§ Zadania do wykonania:
a) Przetłumacz na język angielski zdanie z artykułu o walce Hucka z Afolabim: „W Halle nie było najmniejszych wątpliwości.”
b) Jaki pas zdobył Marco Huck podczas gali w Halle według artykułu o walce Hucka z Afolabim?

§ Tekst do lektury:
+---+
Marco Huck zastopował "jednookiego" Afolabiego. Brudny boks Niemca

PAP/EPA / PAP/EPA
PAP/EPA / PAP/EPA

Marco Huck zastopował Olę Afolabiego podczas gali w Halle i zdobył pas mistrza świata IBO w wadze junior ciężkiej. Czwarta walka pomiędzy tymi pięściarzami nie zostawiła żadnych złudzeń, kontuzjowany Brytyjczyk nie wyszedł do 11. rundy.

W tym artykule dowiesz się o:

Pięściarze znali się znakomicie, bowiem od 2012 roku stoczyli trzy potyczki - dwukrotnie wygrywał Huck, raz padł remis. W Halle nie było najmniejszych wątpliwości.
+---+
§ Wykaz wierszy:
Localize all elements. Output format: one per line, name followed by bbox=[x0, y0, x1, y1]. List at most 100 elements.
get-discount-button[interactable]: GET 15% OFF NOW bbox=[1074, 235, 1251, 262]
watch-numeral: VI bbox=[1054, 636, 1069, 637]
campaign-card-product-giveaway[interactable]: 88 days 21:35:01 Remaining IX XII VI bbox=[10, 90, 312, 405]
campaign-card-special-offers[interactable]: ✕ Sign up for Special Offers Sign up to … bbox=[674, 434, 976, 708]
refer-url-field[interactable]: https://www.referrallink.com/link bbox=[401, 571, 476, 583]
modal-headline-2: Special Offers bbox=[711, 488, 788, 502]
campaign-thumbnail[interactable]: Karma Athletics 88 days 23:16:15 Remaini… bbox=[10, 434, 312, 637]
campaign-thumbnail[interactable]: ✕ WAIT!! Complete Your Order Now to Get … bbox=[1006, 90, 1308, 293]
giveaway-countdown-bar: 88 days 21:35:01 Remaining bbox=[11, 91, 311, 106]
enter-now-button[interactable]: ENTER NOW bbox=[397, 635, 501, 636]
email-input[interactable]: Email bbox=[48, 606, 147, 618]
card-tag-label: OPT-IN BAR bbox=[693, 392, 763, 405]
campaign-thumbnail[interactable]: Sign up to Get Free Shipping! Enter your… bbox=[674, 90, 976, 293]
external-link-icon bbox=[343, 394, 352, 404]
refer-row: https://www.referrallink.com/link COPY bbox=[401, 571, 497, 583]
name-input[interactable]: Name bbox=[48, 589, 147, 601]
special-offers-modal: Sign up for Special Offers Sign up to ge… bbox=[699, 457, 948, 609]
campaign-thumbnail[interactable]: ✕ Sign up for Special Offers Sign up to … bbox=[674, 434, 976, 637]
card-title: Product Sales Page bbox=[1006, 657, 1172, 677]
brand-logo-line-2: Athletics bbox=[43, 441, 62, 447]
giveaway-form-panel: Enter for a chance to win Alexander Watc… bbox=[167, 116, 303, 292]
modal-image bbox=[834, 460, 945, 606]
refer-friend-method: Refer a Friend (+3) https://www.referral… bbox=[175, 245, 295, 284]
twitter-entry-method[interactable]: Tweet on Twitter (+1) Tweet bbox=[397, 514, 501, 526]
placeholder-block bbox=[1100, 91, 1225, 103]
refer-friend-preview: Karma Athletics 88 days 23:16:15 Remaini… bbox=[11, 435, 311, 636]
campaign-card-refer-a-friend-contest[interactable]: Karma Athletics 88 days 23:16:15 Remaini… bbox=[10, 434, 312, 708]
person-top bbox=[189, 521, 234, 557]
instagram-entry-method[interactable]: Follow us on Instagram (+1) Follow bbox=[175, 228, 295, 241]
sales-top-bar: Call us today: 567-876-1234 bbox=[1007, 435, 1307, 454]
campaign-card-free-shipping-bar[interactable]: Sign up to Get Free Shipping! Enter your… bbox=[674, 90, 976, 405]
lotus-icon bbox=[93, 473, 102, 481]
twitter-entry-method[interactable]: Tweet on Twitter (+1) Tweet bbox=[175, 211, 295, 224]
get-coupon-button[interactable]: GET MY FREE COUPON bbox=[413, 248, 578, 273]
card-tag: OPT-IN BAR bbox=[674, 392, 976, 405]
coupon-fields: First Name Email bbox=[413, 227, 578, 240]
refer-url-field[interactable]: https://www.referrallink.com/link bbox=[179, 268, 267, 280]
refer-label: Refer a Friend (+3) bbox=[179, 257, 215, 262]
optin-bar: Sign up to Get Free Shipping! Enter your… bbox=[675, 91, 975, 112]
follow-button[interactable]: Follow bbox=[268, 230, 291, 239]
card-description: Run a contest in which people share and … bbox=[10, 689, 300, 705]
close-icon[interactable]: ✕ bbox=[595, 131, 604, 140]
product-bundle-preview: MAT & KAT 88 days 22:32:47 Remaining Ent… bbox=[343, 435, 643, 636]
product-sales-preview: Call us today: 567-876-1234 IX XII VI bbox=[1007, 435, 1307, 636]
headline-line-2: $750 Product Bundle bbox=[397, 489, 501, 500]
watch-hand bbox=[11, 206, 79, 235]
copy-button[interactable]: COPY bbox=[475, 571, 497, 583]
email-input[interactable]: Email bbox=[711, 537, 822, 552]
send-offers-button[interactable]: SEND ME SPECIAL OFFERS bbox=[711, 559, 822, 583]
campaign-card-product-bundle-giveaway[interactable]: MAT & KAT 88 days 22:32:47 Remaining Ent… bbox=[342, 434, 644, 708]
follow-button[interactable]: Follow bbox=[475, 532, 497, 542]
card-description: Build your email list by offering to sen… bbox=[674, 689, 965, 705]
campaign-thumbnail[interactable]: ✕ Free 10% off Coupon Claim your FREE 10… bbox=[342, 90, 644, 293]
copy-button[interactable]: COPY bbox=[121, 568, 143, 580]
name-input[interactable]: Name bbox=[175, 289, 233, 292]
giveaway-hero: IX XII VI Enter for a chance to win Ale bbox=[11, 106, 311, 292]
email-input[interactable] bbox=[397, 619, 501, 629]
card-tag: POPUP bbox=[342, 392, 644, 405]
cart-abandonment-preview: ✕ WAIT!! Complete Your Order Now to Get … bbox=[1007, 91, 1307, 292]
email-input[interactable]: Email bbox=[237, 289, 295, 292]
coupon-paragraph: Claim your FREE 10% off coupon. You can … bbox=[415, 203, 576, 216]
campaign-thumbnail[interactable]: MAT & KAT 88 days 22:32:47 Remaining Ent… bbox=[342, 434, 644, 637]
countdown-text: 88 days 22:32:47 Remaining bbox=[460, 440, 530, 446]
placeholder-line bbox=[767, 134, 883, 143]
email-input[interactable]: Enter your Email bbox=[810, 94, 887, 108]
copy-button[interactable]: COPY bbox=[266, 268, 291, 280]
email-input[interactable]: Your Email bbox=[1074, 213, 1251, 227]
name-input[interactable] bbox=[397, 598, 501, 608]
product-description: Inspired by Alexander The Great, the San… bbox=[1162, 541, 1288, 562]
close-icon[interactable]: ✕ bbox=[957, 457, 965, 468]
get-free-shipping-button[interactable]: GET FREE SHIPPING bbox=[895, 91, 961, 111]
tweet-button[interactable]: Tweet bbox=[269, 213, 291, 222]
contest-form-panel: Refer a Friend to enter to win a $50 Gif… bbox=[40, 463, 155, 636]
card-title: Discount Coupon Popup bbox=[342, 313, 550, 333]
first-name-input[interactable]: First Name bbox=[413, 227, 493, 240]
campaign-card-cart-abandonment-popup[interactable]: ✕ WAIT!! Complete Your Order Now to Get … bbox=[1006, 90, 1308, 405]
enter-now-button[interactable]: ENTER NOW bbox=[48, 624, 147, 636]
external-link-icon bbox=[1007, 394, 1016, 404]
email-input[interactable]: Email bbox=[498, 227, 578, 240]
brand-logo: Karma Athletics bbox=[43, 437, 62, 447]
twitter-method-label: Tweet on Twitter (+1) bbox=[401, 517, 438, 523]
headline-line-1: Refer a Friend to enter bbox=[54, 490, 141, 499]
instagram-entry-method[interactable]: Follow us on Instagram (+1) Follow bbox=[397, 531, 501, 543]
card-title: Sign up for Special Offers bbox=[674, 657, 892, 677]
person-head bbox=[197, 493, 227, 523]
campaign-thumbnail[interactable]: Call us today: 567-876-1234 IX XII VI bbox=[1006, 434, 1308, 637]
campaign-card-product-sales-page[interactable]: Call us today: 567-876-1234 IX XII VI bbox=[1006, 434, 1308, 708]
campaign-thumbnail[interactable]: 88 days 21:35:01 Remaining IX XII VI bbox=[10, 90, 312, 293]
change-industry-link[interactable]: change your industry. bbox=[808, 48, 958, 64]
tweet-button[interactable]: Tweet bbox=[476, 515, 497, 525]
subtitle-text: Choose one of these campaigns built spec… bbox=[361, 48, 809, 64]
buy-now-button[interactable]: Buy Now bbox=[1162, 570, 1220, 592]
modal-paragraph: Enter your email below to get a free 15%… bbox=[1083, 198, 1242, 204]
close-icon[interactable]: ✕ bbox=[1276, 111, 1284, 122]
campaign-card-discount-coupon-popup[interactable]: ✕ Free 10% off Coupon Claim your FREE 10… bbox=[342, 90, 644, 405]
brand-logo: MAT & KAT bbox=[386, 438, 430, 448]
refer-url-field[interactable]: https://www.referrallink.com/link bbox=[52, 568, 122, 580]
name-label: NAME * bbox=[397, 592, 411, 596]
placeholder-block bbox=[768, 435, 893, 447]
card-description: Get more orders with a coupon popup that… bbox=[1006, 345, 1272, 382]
+---+
§ Odpowiedzi po kolei:
a) In Halle there was not the slightest doubt.

b) Pas mistrza świata IBO w wadze junior ciężkiej.